■ Task objective ■
Search the data for the word "February". Reproduce every line where it is found.

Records
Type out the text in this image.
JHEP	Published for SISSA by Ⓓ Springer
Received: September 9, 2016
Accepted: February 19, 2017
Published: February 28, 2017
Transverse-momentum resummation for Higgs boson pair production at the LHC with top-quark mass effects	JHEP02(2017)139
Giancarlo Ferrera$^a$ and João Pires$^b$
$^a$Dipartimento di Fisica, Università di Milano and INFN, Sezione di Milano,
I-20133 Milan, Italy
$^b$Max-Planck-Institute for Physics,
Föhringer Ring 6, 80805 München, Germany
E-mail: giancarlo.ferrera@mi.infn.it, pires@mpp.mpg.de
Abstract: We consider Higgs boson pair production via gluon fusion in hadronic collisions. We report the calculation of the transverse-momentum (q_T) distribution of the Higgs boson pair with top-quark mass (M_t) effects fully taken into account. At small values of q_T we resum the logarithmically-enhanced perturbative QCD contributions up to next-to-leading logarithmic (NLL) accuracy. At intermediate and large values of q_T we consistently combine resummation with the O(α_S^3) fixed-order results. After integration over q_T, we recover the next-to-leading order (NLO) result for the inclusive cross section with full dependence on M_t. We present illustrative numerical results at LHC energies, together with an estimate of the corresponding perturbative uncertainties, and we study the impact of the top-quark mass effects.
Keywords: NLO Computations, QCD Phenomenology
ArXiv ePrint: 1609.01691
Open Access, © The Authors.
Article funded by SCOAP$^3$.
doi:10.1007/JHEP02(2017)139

■ Answer to the problem ■
Accepted: February 19, 2017
Published: February 28, 2017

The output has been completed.